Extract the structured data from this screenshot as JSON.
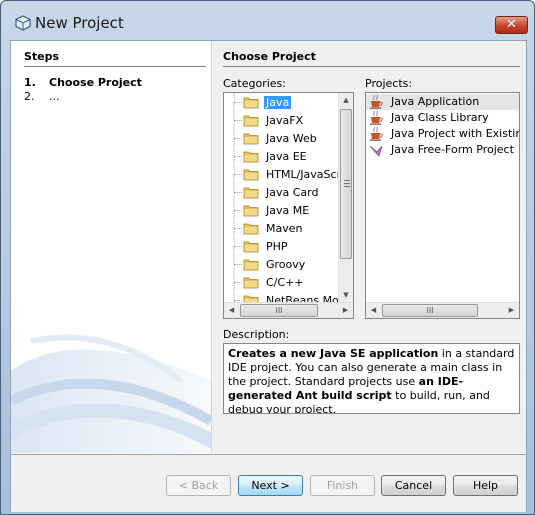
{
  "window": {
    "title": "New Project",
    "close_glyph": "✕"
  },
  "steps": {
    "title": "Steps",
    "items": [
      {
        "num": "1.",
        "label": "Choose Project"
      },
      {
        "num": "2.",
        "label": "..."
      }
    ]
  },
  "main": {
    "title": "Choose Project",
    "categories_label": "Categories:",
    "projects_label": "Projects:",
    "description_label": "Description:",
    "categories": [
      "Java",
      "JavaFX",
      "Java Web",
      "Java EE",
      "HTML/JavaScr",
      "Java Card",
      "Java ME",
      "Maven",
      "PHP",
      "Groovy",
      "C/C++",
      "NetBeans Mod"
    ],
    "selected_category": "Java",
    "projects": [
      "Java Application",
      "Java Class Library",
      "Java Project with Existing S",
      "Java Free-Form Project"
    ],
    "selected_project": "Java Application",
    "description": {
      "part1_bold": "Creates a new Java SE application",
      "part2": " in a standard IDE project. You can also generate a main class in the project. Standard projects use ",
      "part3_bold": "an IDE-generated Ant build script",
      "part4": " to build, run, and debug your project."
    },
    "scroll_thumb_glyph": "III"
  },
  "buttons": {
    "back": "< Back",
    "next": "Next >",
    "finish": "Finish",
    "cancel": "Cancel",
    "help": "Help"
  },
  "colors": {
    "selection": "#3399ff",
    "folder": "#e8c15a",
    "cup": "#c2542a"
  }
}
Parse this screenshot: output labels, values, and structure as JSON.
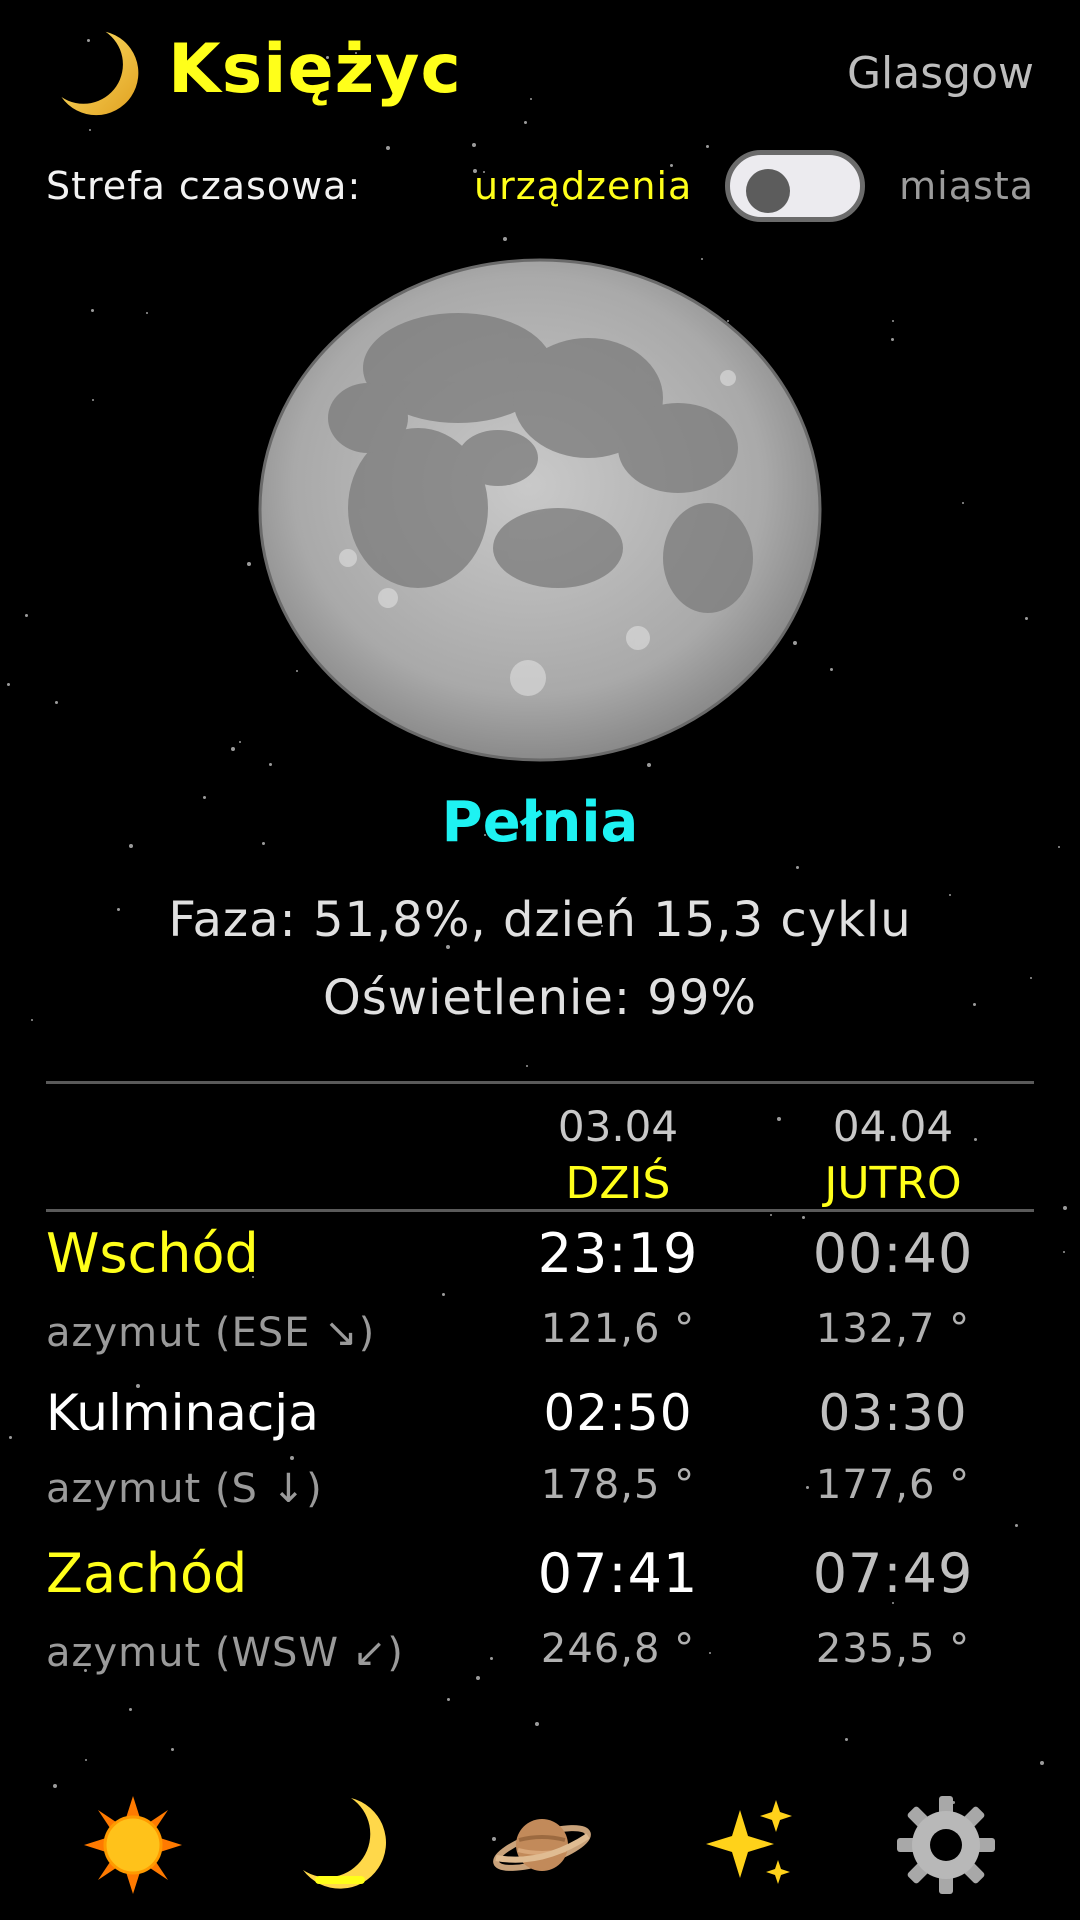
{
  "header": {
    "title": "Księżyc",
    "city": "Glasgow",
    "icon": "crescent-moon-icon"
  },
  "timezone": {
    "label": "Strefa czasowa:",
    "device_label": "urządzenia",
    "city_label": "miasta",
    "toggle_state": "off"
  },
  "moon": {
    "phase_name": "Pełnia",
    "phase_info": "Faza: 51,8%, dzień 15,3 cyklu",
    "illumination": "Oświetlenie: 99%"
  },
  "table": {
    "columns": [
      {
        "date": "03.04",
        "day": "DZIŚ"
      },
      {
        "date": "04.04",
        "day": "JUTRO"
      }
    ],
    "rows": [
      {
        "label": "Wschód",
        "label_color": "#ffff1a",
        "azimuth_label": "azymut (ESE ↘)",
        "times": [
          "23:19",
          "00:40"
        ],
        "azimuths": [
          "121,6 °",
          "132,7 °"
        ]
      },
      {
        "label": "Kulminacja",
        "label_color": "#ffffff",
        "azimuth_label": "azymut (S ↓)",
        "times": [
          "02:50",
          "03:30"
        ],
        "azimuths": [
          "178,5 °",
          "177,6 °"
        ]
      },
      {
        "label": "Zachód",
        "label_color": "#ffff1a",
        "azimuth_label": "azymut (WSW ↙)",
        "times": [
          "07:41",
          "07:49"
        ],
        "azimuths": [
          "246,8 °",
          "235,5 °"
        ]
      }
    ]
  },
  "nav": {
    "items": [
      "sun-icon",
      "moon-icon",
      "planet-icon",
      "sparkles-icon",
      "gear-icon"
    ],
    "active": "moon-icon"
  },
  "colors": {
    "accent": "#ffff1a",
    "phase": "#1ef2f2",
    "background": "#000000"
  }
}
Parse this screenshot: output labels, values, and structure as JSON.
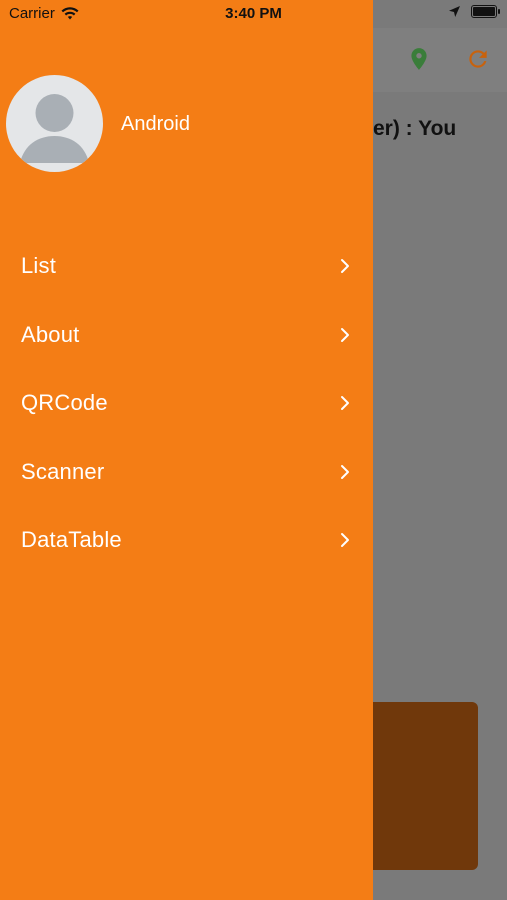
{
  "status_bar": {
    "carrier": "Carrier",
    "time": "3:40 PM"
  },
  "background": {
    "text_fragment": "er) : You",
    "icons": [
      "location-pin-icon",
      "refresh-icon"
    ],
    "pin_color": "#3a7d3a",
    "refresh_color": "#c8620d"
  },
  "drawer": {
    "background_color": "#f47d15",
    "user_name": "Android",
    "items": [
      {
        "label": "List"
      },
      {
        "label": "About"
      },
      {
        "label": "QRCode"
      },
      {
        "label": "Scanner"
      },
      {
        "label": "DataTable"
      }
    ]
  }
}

◇ ◇ ◇

_WRITTEN TASK_: Leave out the pictures and print every line of the data exactly.

_CORRECT OUTPUT_:
Extract the structured data from this screenshot as JSON.
{
  "window": {
    "title": "New Project",
    "close_glyph": "✕"
  },
  "steps": {
    "title": "Steps",
    "items": [
      {
        "num": "1.",
        "label": "Choose Project"
      },
      {
        "num": "2.",
        "label": "..."
      }
    ]
  },
  "main": {
    "title": "Choose Project",
    "categories_label": "Categories:",
    "projects_label": "Projects:",
    "description_label": "Description:",
    "categories": [
      "Java",
      "JavaFX",
      "Java Web",
      "Java EE",
      "HTML/JavaScr",
      "Java Card",
      "Java ME",
      "Maven",
      "PHP",
      "Groovy",
      "C/C++",
      "NetBeans Mod"
    ],
    "selected_category": "Java",
    "projects": [
      "Java Application",
      "Java Class Library",
      "Java Project with Existing S",
      "Java Free-Form Project"
    ],
    "selected_project": "Java Application",
    "description": {
      "part1_bold": "Creates a new Java SE application",
      "part2": " in a standard IDE project. You can also generate a main class in the project. Standard projects use ",
      "part3_bold": "an IDE-generated Ant build script",
      "part4": " to build, run, and debug your project."
    },
    "scroll_thumb_glyph": "III"
  },
  "buttons": {
    "back": "< Back",
    "next": "Next >",
    "finish": "Finish",
    "cancel": "Cancel",
    "help": "Help"
  },
  "colors": {
    "selection": "#3399ff",
    "folder": "#e8c15a",
    "cup": "#c2542a"
  }
}
Parse this screenshot: output labels, values, and structure as JSON.
{
  "header": {
    "title": "Księżyc",
    "city": "Glasgow",
    "icon": "crescent-moon-icon"
  },
  "timezone": {
    "label": "Strefa czasowa:",
    "device_label": "urządzenia",
    "city_label": "miasta",
    "toggle_state": "off"
  },
  "moon": {
    "phase_name": "Pełnia",
    "phase_info": "Faza: 51,8%, dzień 15,3 cyklu",
    "illumination": "Oświetlenie: 99%"
  },
  "table": {
    "columns": [
      {
        "date": "03.04",
        "day": "DZIŚ"
      },
      {
        "date": "04.04",
        "day": "JUTRO"
      }
    ],
    "rows": [
      {
        "label": "Wschód",
        "label_color": "#ffff1a",
        "azimuth_label": "azymut (ESE ↘)",
        "times": [
          "23:19",
          "00:40"
        ],
        "azimuths": [
          "121,6 °",
          "132,7 °"
        ]
      },
      {
        "label": "Kulminacja",
        "label_color": "#ffffff",
        "azimuth_label": "azymut (S ↓)",
        "times": [
          "02:50",
          "03:30"
        ],
        "azimuths": [
          "178,5 °",
          "177,6 °"
        ]
      },
      {
        "label": "Zachód",
        "label_color": "#ffff1a",
        "azimuth_label": "azymut (WSW ↙)",
        "times": [
          "07:41",
          "07:49"
        ],
        "azimuths": [
          "246,8 °",
          "235,5 °"
        ]
      }
    ]
  },
  "nav": {
    "items": [
      "sun-icon",
      "moon-icon",
      "planet-icon",
      "sparkles-icon",
      "gear-icon"
    ],
    "active": "moon-icon"
  },
  "colors": {
    "accent": "#ffff1a",
    "phase": "#1ef2f2",
    "background": "#000000"
  }
}
Parse this screenshot: output labels, values, and structure as JSON.
{
  "status_bar": {
    "carrier": "Carrier",
    "time": "3:40 PM"
  },
  "background": {
    "text_fragment": "er) : You",
    "icons": [
      "location-pin-icon",
      "refresh-icon"
    ],
    "pin_color": "#3a7d3a",
    "refresh_color": "#c8620d"
  },
  "drawer": {
    "background_color": "#f47d15",
    "user_name": "Android",
    "items": [
      {
        "label": "List"
      },
      {
        "label": "About"
      },
      {
        "label": "QRCode"
      },
      {
        "label": "Scanner"
      },
      {
        "label": "DataTable"
      }
    ]
  }
}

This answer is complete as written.